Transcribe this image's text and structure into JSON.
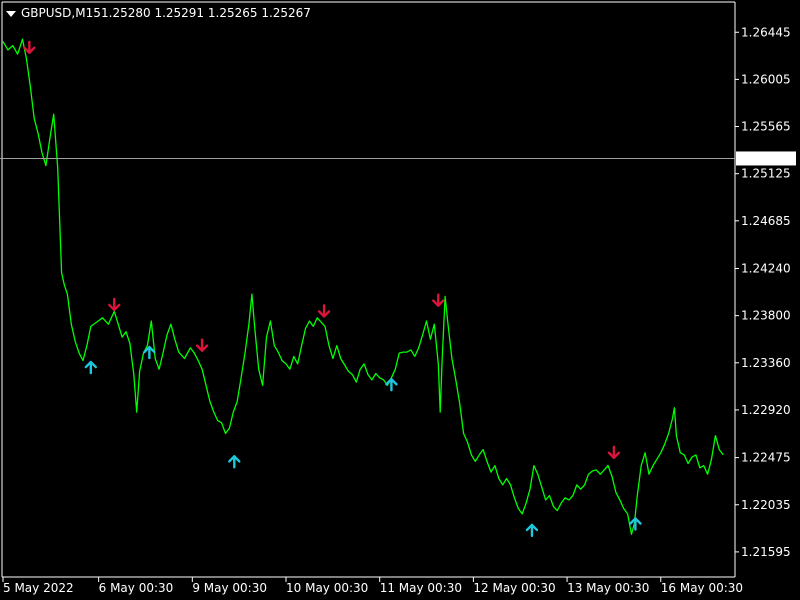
{
  "header": {
    "symbol_timeframe": "GBPUSD,M15",
    "ohlc": "1.25280 1.25291 1.25265 1.25267",
    "menu_icon": "triangle-down-icon"
  },
  "colors": {
    "background": "#000000",
    "price_line": "#00ff00",
    "sell_arrow": "#dc143c",
    "buy_arrow": "#1ec8dc",
    "axis": "#ffffff",
    "current_price_line": "#a0a0a0",
    "price_label_bg": "#ffffff",
    "price_label_text": "#000000"
  },
  "chart_data": {
    "type": "line",
    "symbol": "GBPUSD",
    "timeframe": "M15",
    "current_price": "1.25267",
    "ylim": [
      1.2137,
      1.2669
    ],
    "xlim": [
      0,
      747
    ],
    "y_ticks": [
      "1.26445",
      "1.26005",
      "1.25565",
      "1.25125",
      "1.24685",
      "1.24240",
      "1.23800",
      "1.23360",
      "1.22920",
      "1.22475",
      "1.22035",
      "1.21595"
    ],
    "x_ticks": [
      {
        "label": "5 May 2022",
        "x": 0
      },
      {
        "label": "6 May 00:30",
        "x": 98
      },
      {
        "label": "9 May 00:30",
        "x": 194
      },
      {
        "label": "10 May 00:30",
        "x": 290
      },
      {
        "label": "11 May 00:30",
        "x": 386
      },
      {
        "label": "12 May 00:30",
        "x": 482
      },
      {
        "label": "13 May 00:30",
        "x": 578
      },
      {
        "label": "16 May 00:30",
        "x": 674
      }
    ],
    "series": [
      {
        "points": [
          [
            0,
            1.2636
          ],
          [
            5,
            1.2628
          ],
          [
            10,
            1.2632
          ],
          [
            15,
            1.2624
          ],
          [
            20,
            1.2638
          ],
          [
            24,
            1.262
          ],
          [
            28,
            1.2594
          ],
          [
            32,
            1.2564
          ],
          [
            36,
            1.255
          ],
          [
            40,
            1.2532
          ],
          [
            44,
            1.252
          ],
          [
            48,
            1.2545
          ],
          [
            52,
            1.2568
          ],
          [
            56,
            1.2518
          ],
          [
            58,
            1.247
          ],
          [
            60,
            1.242
          ],
          [
            63,
            1.2408
          ],
          [
            66,
            1.24
          ],
          [
            70,
            1.2372
          ],
          [
            74,
            1.2356
          ],
          [
            78,
            1.2345
          ],
          [
            82,
            1.2338
          ],
          [
            86,
            1.2352
          ],
          [
            90,
            1.237
          ],
          [
            96,
            1.2374
          ],
          [
            102,
            1.2378
          ],
          [
            108,
            1.2372
          ],
          [
            114,
            1.2384
          ],
          [
            118,
            1.2372
          ],
          [
            122,
            1.236
          ],
          [
            126,
            1.2365
          ],
          [
            130,
            1.2354
          ],
          [
            134,
            1.2325
          ],
          [
            137,
            1.229
          ],
          [
            140,
            1.2328
          ],
          [
            144,
            1.2345
          ],
          [
            148,
            1.2352
          ],
          [
            152,
            1.2375
          ],
          [
            156,
            1.234
          ],
          [
            160,
            1.233
          ],
          [
            164,
            1.2345
          ],
          [
            168,
            1.2362
          ],
          [
            172,
            1.2372
          ],
          [
            176,
            1.2358
          ],
          [
            180,
            1.2346
          ],
          [
            186,
            1.234
          ],
          [
            192,
            1.235
          ],
          [
            196,
            1.2345
          ],
          [
            200,
            1.2338
          ],
          [
            204,
            1.233
          ],
          [
            208,
            1.2315
          ],
          [
            212,
            1.23
          ],
          [
            216,
            1.229
          ],
          [
            220,
            1.2282
          ],
          [
            224,
            1.228
          ],
          [
            228,
            1.227
          ],
          [
            232,
            1.2275
          ],
          [
            236,
            1.229
          ],
          [
            240,
            1.23
          ],
          [
            244,
            1.2322
          ],
          [
            248,
            1.2345
          ],
          [
            252,
            1.2372
          ],
          [
            255,
            1.24
          ],
          [
            258,
            1.2368
          ],
          [
            262,
            1.233
          ],
          [
            266,
            1.2315
          ],
          [
            270,
            1.236
          ],
          [
            274,
            1.2375
          ],
          [
            278,
            1.2352
          ],
          [
            282,
            1.2346
          ],
          [
            286,
            1.2338
          ],
          [
            290,
            1.2335
          ],
          [
            294,
            1.233
          ],
          [
            298,
            1.2342
          ],
          [
            302,
            1.2335
          ],
          [
            306,
            1.2352
          ],
          [
            310,
            1.2368
          ],
          [
            314,
            1.2375
          ],
          [
            318,
            1.237
          ],
          [
            322,
            1.2378
          ],
          [
            326,
            1.2374
          ],
          [
            330,
            1.237
          ],
          [
            334,
            1.2352
          ],
          [
            338,
            1.234
          ],
          [
            342,
            1.2352
          ],
          [
            346,
            1.234
          ],
          [
            350,
            1.2334
          ],
          [
            354,
            1.2328
          ],
          [
            358,
            1.2325
          ],
          [
            362,
            1.2318
          ],
          [
            366,
            1.233
          ],
          [
            370,
            1.2335
          ],
          [
            374,
            1.2325
          ],
          [
            378,
            1.232
          ],
          [
            382,
            1.2326
          ],
          [
            386,
            1.2322
          ],
          [
            390,
            1.232
          ],
          [
            394,
            1.2315
          ],
          [
            398,
            1.2322
          ],
          [
            402,
            1.233
          ],
          [
            406,
            1.2345
          ],
          [
            410,
            1.2346
          ],
          [
            414,
            1.2346
          ],
          [
            418,
            1.2348
          ],
          [
            422,
            1.2342
          ],
          [
            426,
            1.235
          ],
          [
            430,
            1.2362
          ],
          [
            434,
            1.2375
          ],
          [
            438,
            1.2358
          ],
          [
            442,
            1.2372
          ],
          [
            446,
            1.2335
          ],
          [
            448,
            1.229
          ],
          [
            450,
            1.234
          ],
          [
            453,
            1.2398
          ],
          [
            456,
            1.2372
          ],
          [
            460,
            1.234
          ],
          [
            464,
            1.232
          ],
          [
            468,
            1.2298
          ],
          [
            472,
            1.227
          ],
          [
            476,
            1.2262
          ],
          [
            480,
            1.225
          ],
          [
            484,
            1.2244
          ],
          [
            488,
            1.225
          ],
          [
            492,
            1.2255
          ],
          [
            496,
            1.2244
          ],
          [
            500,
            1.2234
          ],
          [
            504,
            1.224
          ],
          [
            508,
            1.2228
          ],
          [
            512,
            1.2222
          ],
          [
            516,
            1.2228
          ],
          [
            520,
            1.2222
          ],
          [
            524,
            1.221
          ],
          [
            528,
            1.22
          ],
          [
            532,
            1.2195
          ],
          [
            536,
            1.2205
          ],
          [
            540,
            1.2218
          ],
          [
            544,
            1.224
          ],
          [
            548,
            1.2232
          ],
          [
            552,
            1.222
          ],
          [
            556,
            1.2208
          ],
          [
            560,
            1.2212
          ],
          [
            564,
            1.2202
          ],
          [
            568,
            1.2198
          ],
          [
            572,
            1.2205
          ],
          [
            576,
            1.221
          ],
          [
            580,
            1.2208
          ],
          [
            584,
            1.2212
          ],
          [
            588,
            1.2222
          ],
          [
            592,
            1.2218
          ],
          [
            596,
            1.2222
          ],
          [
            600,
            1.2232
          ],
          [
            604,
            1.2235
          ],
          [
            608,
            1.2236
          ],
          [
            612,
            1.2232
          ],
          [
            616,
            1.2236
          ],
          [
            620,
            1.224
          ],
          [
            624,
            1.223
          ],
          [
            628,
            1.2215
          ],
          [
            632,
            1.2208
          ],
          [
            636,
            1.22
          ],
          [
            640,
            1.2195
          ],
          [
            644,
            1.2176
          ],
          [
            647,
            1.2186
          ],
          [
            650,
            1.2212
          ],
          [
            654,
            1.224
          ],
          [
            658,
            1.2252
          ],
          [
            662,
            1.2232
          ],
          [
            666,
            1.224
          ],
          [
            670,
            1.2246
          ],
          [
            674,
            1.2252
          ],
          [
            678,
            1.226
          ],
          [
            682,
            1.227
          ],
          [
            686,
            1.2284
          ],
          [
            688,
            1.2294
          ],
          [
            690,
            1.2268
          ],
          [
            694,
            1.2252
          ],
          [
            698,
            1.225
          ],
          [
            702,
            1.2242
          ],
          [
            706,
            1.2248
          ],
          [
            710,
            1.225
          ],
          [
            714,
            1.2238
          ],
          [
            718,
            1.224
          ],
          [
            722,
            1.2232
          ],
          [
            726,
            1.2246
          ],
          [
            730,
            1.2268
          ],
          [
            734,
            1.2255
          ],
          [
            738,
            1.225
          ]
        ]
      }
    ],
    "sell_signals": [
      [
        27,
        1.263
      ],
      [
        114,
        1.239
      ],
      [
        204,
        1.2352
      ],
      [
        329,
        1.2384
      ],
      [
        446,
        1.2394
      ],
      [
        626,
        1.2252
      ]
    ],
    "buy_signals": [
      [
        90,
        1.2332
      ],
      [
        150,
        1.2346
      ],
      [
        237,
        1.2244
      ],
      [
        398,
        1.2316
      ],
      [
        542,
        1.218
      ],
      [
        648,
        1.2186
      ]
    ]
  }
}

::::::

Copy out every line in the listing where the word "GBPUSD" appears.

    "symbol_timeframe": "GBPUSD,M15",
    "symbol": "GBPUSD",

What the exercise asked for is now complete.